Required task: Reproduce all entries word for word.

---------- Task inputs

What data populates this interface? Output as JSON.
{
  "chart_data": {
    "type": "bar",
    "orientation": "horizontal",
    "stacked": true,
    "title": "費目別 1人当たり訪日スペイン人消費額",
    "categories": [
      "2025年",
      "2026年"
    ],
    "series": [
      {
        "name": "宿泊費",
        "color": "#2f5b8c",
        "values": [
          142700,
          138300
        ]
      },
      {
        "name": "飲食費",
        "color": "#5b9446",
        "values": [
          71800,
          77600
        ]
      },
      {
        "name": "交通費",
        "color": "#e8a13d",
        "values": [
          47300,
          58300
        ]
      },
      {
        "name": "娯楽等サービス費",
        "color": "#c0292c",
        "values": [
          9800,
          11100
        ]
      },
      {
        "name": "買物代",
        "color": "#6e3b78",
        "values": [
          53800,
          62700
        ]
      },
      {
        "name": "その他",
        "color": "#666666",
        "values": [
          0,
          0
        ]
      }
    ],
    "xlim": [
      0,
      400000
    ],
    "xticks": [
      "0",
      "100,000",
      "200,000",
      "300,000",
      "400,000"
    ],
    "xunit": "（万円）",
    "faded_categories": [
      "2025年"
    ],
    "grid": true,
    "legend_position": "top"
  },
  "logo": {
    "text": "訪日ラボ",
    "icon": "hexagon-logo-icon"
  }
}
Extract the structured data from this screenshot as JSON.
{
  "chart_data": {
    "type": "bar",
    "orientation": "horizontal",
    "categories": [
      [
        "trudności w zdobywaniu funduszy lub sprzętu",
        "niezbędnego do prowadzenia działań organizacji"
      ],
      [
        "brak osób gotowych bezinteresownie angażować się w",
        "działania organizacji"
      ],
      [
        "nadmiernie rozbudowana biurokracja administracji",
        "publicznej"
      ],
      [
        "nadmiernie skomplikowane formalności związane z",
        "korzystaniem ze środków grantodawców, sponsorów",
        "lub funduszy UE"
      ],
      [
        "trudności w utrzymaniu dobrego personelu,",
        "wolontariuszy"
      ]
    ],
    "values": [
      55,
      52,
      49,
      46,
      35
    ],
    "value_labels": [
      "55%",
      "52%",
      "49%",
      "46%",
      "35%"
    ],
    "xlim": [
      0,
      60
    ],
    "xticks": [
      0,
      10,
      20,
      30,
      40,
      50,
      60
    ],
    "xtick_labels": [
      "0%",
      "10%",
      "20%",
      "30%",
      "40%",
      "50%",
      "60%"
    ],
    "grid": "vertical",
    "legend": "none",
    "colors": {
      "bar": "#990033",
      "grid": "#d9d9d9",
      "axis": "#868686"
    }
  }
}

--------------------

Answer to this exercise:
What data populates this interface? Output as JSON.
{
  "chart_data": {
    "type": "bar",
    "orientation": "horizontal",
    "stacked": true,
    "title": "費目別 1人当たり訪日スペイン人消費額",
    "categories": [
      "2025年",
      "2026年"
    ],
    "series": [
      {
        "name": "宿泊費",
        "color": "#2f5b8c",
        "values": [
          142700,
          138300
        ]
      },
      {
        "name": "飲食費",
        "color": "#5b9446",
        "values": [
          71800,
          77600
        ]
      },
      {
        "name": "交通費",
        "color": "#e8a13d",
        "values": [
          47300,
          58300
        ]
      },
      {
        "name": "娯楽等サービス費",
        "color": "#c0292c",
        "values": [
          9800,
          11100
        ]
      },
      {
        "name": "買物代",
        "color": "#6e3b78",
        "values": [
          53800,
          62700
        ]
      },
      {
        "name": "その他",
        "color": "#666666",
        "values": [
          0,
          0
        ]
      }
    ],
    "xlim": [
      0,
      400000
    ],
    "xticks": [
      "0",
      "100,000",
      "200,000",
      "300,000",
      "400,000"
    ],
    "xunit": "（万円）",
    "faded_categories": [
      "2025年"
    ],
    "grid": true,
    "legend_position": "top"
  },
  "logo": {
    "text": "訪日ラボ",
    "icon": "hexagon-logo-icon"
  }
}
Extract the structured data from this screenshot as JSON.
{
  "chart_data": {
    "type": "bar",
    "orientation": "horizontal",
    "categories": [
      [
        "trudności w zdobywaniu funduszy lub sprzętu",
        "niezbędnego do prowadzenia działań organizacji"
      ],
      [
        "brak osób gotowych bezinteresownie angażować się w",
        "działania organizacji"
      ],
      [
        "nadmiernie rozbudowana biurokracja administracji",
        "publicznej"
      ],
      [
        "nadmiernie skomplikowane formalności związane z",
        "korzystaniem ze środków grantodawców, sponsorów",
        "lub funduszy UE"
      ],
      [
        "trudności w utrzymaniu dobrego personelu,",
        "wolontariuszy"
      ]
    ],
    "values": [
      55,
      52,
      49,
      46,
      35
    ],
    "value_labels": [
      "55%",
      "52%",
      "49%",
      "46%",
      "35%"
    ],
    "xlim": [
      0,
      60
    ],
    "xticks": [
      0,
      10,
      20,
      30,
      40,
      50,
      60
    ],
    "xtick_labels": [
      "0%",
      "10%",
      "20%",
      "30%",
      "40%",
      "50%",
      "60%"
    ],
    "grid": "vertical",
    "legend": "none",
    "colors": {
      "bar": "#990033",
      "grid": "#d9d9d9",
      "axis": "#868686"
    }
  }
}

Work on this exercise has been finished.